>> start

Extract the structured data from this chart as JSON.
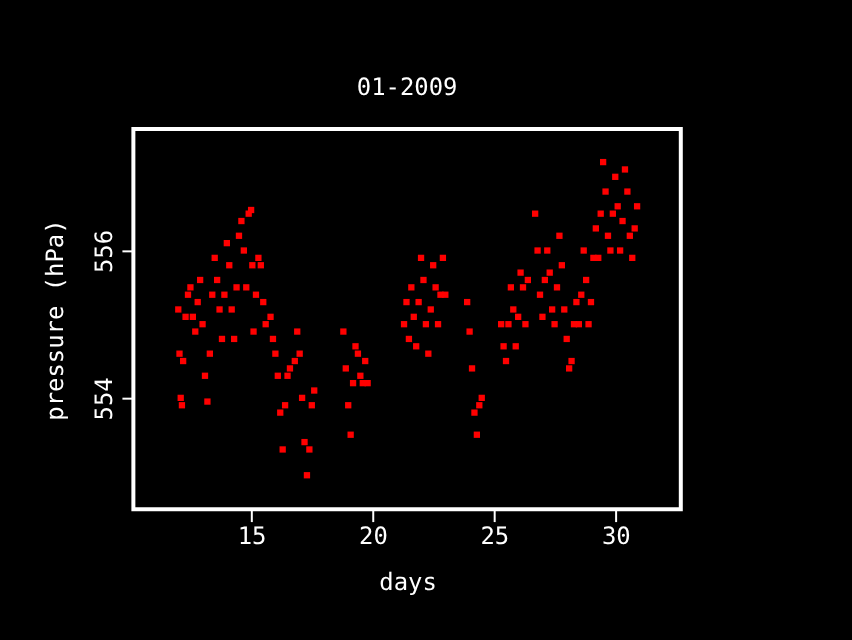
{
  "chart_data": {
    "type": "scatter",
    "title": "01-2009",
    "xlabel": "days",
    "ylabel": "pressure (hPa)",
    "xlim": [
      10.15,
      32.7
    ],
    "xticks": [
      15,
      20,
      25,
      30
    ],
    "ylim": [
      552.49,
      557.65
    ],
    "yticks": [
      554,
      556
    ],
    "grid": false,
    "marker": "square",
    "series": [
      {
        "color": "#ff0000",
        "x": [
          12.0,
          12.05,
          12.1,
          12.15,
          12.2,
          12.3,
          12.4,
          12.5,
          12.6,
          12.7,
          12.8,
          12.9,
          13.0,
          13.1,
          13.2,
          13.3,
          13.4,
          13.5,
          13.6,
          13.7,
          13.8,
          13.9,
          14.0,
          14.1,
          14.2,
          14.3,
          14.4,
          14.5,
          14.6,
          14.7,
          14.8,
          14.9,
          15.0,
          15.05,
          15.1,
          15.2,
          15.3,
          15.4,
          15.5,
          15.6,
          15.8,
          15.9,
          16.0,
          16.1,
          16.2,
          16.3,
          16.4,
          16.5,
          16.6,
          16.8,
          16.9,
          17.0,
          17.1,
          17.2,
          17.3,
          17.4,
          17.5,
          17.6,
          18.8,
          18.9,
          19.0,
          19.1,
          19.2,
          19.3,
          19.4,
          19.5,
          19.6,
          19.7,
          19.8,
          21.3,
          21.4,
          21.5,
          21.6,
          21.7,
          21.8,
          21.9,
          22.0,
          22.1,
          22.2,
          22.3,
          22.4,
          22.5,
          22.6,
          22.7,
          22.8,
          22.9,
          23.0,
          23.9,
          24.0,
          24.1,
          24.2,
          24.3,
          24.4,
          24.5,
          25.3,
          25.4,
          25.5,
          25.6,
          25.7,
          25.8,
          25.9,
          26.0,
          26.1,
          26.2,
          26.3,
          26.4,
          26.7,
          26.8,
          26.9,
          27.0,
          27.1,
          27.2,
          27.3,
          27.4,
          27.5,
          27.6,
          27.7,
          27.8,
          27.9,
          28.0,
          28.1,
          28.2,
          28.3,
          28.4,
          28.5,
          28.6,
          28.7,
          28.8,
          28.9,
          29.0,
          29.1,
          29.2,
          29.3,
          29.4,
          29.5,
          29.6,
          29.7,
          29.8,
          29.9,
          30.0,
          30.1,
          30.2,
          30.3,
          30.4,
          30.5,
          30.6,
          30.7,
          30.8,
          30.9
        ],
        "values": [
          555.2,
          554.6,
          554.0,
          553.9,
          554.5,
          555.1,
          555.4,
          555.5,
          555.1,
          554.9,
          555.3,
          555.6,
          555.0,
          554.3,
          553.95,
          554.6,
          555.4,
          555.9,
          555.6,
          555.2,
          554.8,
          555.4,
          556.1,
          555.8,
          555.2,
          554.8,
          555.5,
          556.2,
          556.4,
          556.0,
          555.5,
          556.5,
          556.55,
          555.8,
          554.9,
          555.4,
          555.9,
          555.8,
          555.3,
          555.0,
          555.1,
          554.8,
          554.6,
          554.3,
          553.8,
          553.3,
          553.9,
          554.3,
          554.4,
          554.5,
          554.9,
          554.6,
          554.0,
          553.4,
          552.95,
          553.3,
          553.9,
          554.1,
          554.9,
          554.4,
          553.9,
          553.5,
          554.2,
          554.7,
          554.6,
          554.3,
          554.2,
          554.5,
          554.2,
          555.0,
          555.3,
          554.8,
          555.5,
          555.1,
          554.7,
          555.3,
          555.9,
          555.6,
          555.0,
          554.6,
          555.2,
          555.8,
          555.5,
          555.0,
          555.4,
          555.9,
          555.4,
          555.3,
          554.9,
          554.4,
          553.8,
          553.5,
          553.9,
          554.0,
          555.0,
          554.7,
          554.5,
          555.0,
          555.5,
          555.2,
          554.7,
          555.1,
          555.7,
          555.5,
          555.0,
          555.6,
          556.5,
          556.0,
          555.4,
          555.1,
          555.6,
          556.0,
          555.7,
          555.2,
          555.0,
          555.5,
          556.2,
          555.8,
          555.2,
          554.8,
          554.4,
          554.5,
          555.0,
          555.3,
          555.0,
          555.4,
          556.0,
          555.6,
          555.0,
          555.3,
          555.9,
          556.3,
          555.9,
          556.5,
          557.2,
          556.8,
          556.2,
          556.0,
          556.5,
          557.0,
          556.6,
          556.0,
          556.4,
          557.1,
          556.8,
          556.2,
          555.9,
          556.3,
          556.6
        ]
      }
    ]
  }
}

>> end

-- Goal --
Return the listing above unchanged, apart from dropping its pictures.

-- Answer for this exercise --
Extract the structured data from this chart as JSON.
{
  "chart_data": {
    "type": "scatter",
    "title": "01-2009",
    "xlabel": "days",
    "ylabel": "pressure (hPa)",
    "xlim": [
      10.15,
      32.7
    ],
    "xticks": [
      15,
      20,
      25,
      30
    ],
    "ylim": [
      552.49,
      557.65
    ],
    "yticks": [
      554,
      556
    ],
    "grid": false,
    "marker": "square",
    "series": [
      {
        "color": "#ff0000",
        "x": [
          12.0,
          12.05,
          12.1,
          12.15,
          12.2,
          12.3,
          12.4,
          12.5,
          12.6,
          12.7,
          12.8,
          12.9,
          13.0,
          13.1,
          13.2,
          13.3,
          13.4,
          13.5,
          13.6,
          13.7,
          13.8,
          13.9,
          14.0,
          14.1,
          14.2,
          14.3,
          14.4,
          14.5,
          14.6,
          14.7,
          14.8,
          14.9,
          15.0,
          15.05,
          15.1,
          15.2,
          15.3,
          15.4,
          15.5,
          15.6,
          15.8,
          15.9,
          16.0,
          16.1,
          16.2,
          16.3,
          16.4,
          16.5,
          16.6,
          16.8,
          16.9,
          17.0,
          17.1,
          17.2,
          17.3,
          17.4,
          17.5,
          17.6,
          18.8,
          18.9,
          19.0,
          19.1,
          19.2,
          19.3,
          19.4,
          19.5,
          19.6,
          19.7,
          19.8,
          21.3,
          21.4,
          21.5,
          21.6,
          21.7,
          21.8,
          21.9,
          22.0,
          22.1,
          22.2,
          22.3,
          22.4,
          22.5,
          22.6,
          22.7,
          22.8,
          22.9,
          23.0,
          23.9,
          24.0,
          24.1,
          24.2,
          24.3,
          24.4,
          24.5,
          25.3,
          25.4,
          25.5,
          25.6,
          25.7,
          25.8,
          25.9,
          26.0,
          26.1,
          26.2,
          26.3,
          26.4,
          26.7,
          26.8,
          26.9,
          27.0,
          27.1,
          27.2,
          27.3,
          27.4,
          27.5,
          27.6,
          27.7,
          27.8,
          27.9,
          28.0,
          28.1,
          28.2,
          28.3,
          28.4,
          28.5,
          28.6,
          28.7,
          28.8,
          28.9,
          29.0,
          29.1,
          29.2,
          29.3,
          29.4,
          29.5,
          29.6,
          29.7,
          29.8,
          29.9,
          30.0,
          30.1,
          30.2,
          30.3,
          30.4,
          30.5,
          30.6,
          30.7,
          30.8,
          30.9
        ],
        "values": [
          555.2,
          554.6,
          554.0,
          553.9,
          554.5,
          555.1,
          555.4,
          555.5,
          555.1,
          554.9,
          555.3,
          555.6,
          555.0,
          554.3,
          553.95,
          554.6,
          555.4,
          555.9,
          555.6,
          555.2,
          554.8,
          555.4,
          556.1,
          555.8,
          555.2,
          554.8,
          555.5,
          556.2,
          556.4,
          556.0,
          555.5,
          556.5,
          556.55,
          555.8,
          554.9,
          555.4,
          555.9,
          555.8,
          555.3,
          555.0,
          555.1,
          554.8,
          554.6,
          554.3,
          553.8,
          553.3,
          553.9,
          554.3,
          554.4,
          554.5,
          554.9,
          554.6,
          554.0,
          553.4,
          552.95,
          553.3,
          553.9,
          554.1,
          554.9,
          554.4,
          553.9,
          553.5,
          554.2,
          554.7,
          554.6,
          554.3,
          554.2,
          554.5,
          554.2,
          555.0,
          555.3,
          554.8,
          555.5,
          555.1,
          554.7,
          555.3,
          555.9,
          555.6,
          555.0,
          554.6,
          555.2,
          555.8,
          555.5,
          555.0,
          555.4,
          555.9,
          555.4,
          555.3,
          554.9,
          554.4,
          553.8,
          553.5,
          553.9,
          554.0,
          555.0,
          554.7,
          554.5,
          555.0,
          555.5,
          555.2,
          554.7,
          555.1,
          555.7,
          555.5,
          555.0,
          555.6,
          556.5,
          556.0,
          555.4,
          555.1,
          555.6,
          556.0,
          555.7,
          555.2,
          555.0,
          555.5,
          556.2,
          555.8,
          555.2,
          554.8,
          554.4,
          554.5,
          555.0,
          555.3,
          555.0,
          555.4,
          556.0,
          555.6,
          555.0,
          555.3,
          555.9,
          556.3,
          555.9,
          556.5,
          557.2,
          556.8,
          556.2,
          556.0,
          556.5,
          557.0,
          556.6,
          556.0,
          556.4,
          557.1,
          556.8,
          556.2,
          555.9,
          556.3,
          556.6
        ]
      }
    ]
  }
}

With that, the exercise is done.